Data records
▼▼▼

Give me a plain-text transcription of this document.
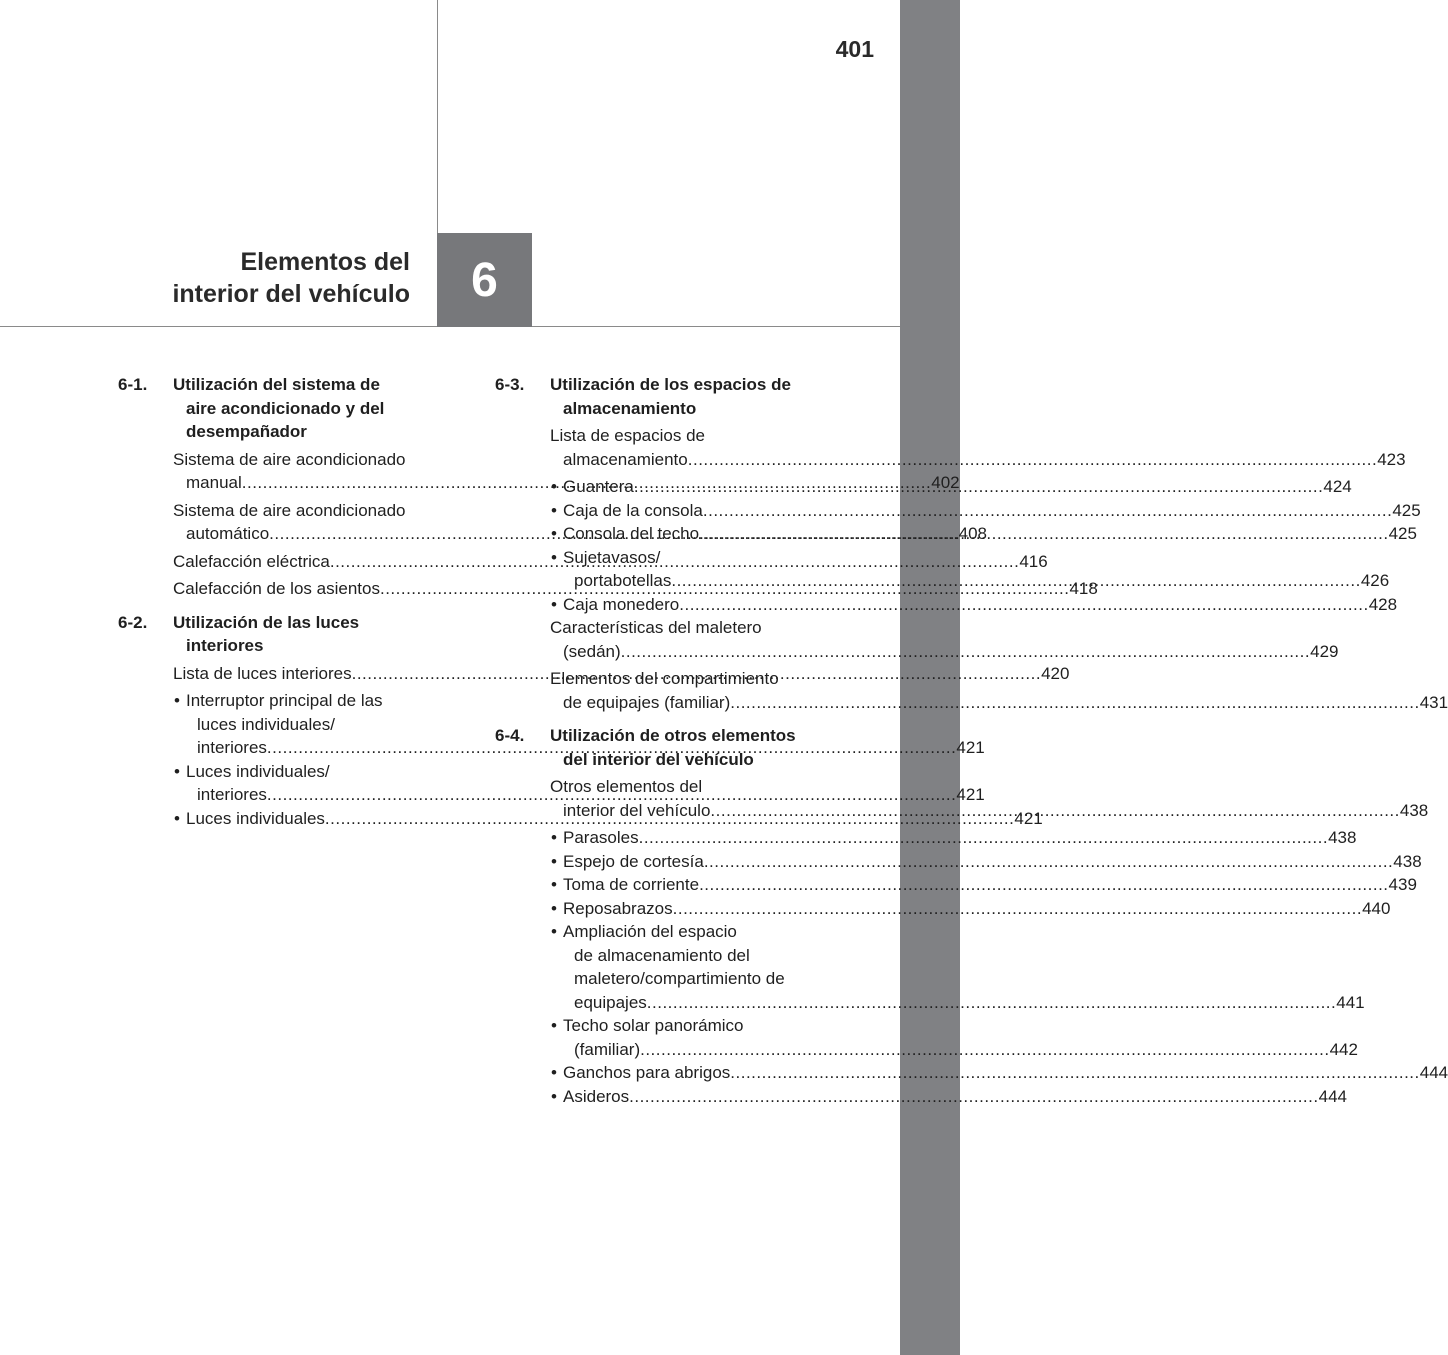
401
Elementos del
interior del vehículo	6
6-1. Utilización del sistema de
aire acondicionado y del
desempañador

Sistema de aire acondicionado
manual .....	402
Sistema de aire acondicionado
automático .....	408
Calefacción eléctrica .....	416
Calefacción de los asientos .....	418
6-2. Utilización de las luces
interiores

Lista de luces interiores .....	420
• Interruptor principal de las
luces individuales/
interiores .....	421
• Luces individuales/
interiores .....	421
• Luces individuales .....	421
6-3. Utilización de los espacios de
almacenamiento

Lista de espacios de
almacenamiento .....	423
• Guantera .....	424
• Caja de la consola .....	425
• Consola del techo .....	425
• Sujetavasos/
portabotellas .....	426
• Caja monedero .....	428
Características del maletero
(sedán) .....	429
Elementos del compartimiento
de equipajes (familiar) .....	431
6-4. Utilización de otros elementos
del interior del vehículo

Otros elementos del
interior del vehículo .....	438
• Parasoles .....	438
• Espejo de cortesía .....	438
• Toma de corriente .....	439
• Reposabrazos .....	440
• Ampliación del espacio
de almacenamiento del
maletero/compartimiento de
equipajes .....	441
• Techo solar panorámico
(familiar) .....	442
• Ganchos para abrigos .....	444
• Asideros .....	444
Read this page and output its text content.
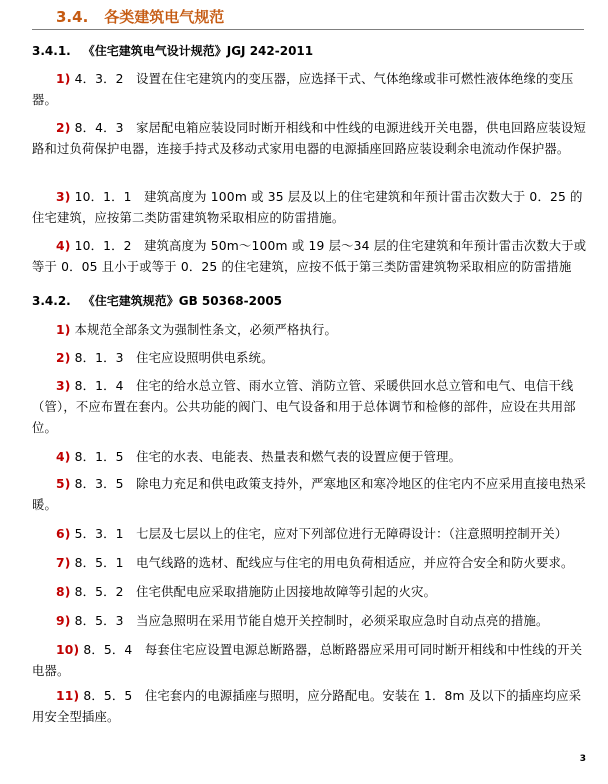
3.4. 各类建筑电气规范
3.4.1. 《住宅建筑电气设计规范》JGJ 242-2011
1) 4．3．2　设置在住宅建筑内的变压器，应选择干式、气体绝缘或非可燃性液体绝缘的变压器。
2) 8．4．3　家居配电箱应装设同时断开相线和中性线的电源进线开关电器，供电回路应装设短路和过负荷保护电器，连接手持式及移动式家用电器的电源插座回路应装设剩余电流动作保护器。
3) 10．1．1　建筑高度为 100m 或 35 层及以上的住宅建筑和年预计雷击次数大于 0．25 的住宅建筑，应按第二类防雷建筑物采取相应的防雷措施。
4) 10．1．2　建筑高度为 50m～100m 或 19 层～34 层的住宅建筑和年预计雷击次数大于或等于 0．05 且小于或等于 0．25 的住宅建筑，应按不低于第三类防雷建筑物采取相应的防雷措施
3.4.2. 《住宅建筑规范》GB 50368-2005
1) 本规范全部条文为强制性条文，必须严格执行。
2) 8．1．3　住宅应设照明供电系统。
3) 8．1．4　住宅的给水总立管、雨水立管、消防立管、采暖供回水总立管和电气、电信干线（管），不应布置在套内。公共功能的阀门、电气设备和用于总体调节和检修的部件，应设在共用部位。
4) 8．1．5　住宅的水表、电能表、热量表和燃气表的设置应便于管理。
5) 8．3．5　除电力充足和供电政策支持外，严寒地区和寒冷地区的住宅内不应采用直接电热采暖。
6) 5．3．1　七层及七层以上的住宅，应对下列部位进行无障碍设计：（注意照明控制开关）
7) 8．5．1　电气线路的选材、配线应与住宅的用电负荷相适应，并应符合安全和防火要求。
8) 8．5．2　住宅供配电应采取措施防止因接地故障等引起的火灾。
9) 8．5．3　当应急照明在采用节能自熄开关控制时，必须采取应急时自动点亮的措施。
10) 8．5．4　每套住宅应设置电源总断路器，总断路器应采用可同时断开相线和中性线的开关电器。
11) 8．5．5　住宅套内的电源插座与照明，应分路配电。安装在 1．8m 及以下的插座均应采用安全型插座。
3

▲▲▲

Filter out all lines lacking the word "almacenamiento" and copy the rest.

EXERCISE SOLUTION:
almacenamiento
almacenamiento .....	423
de almacenamiento del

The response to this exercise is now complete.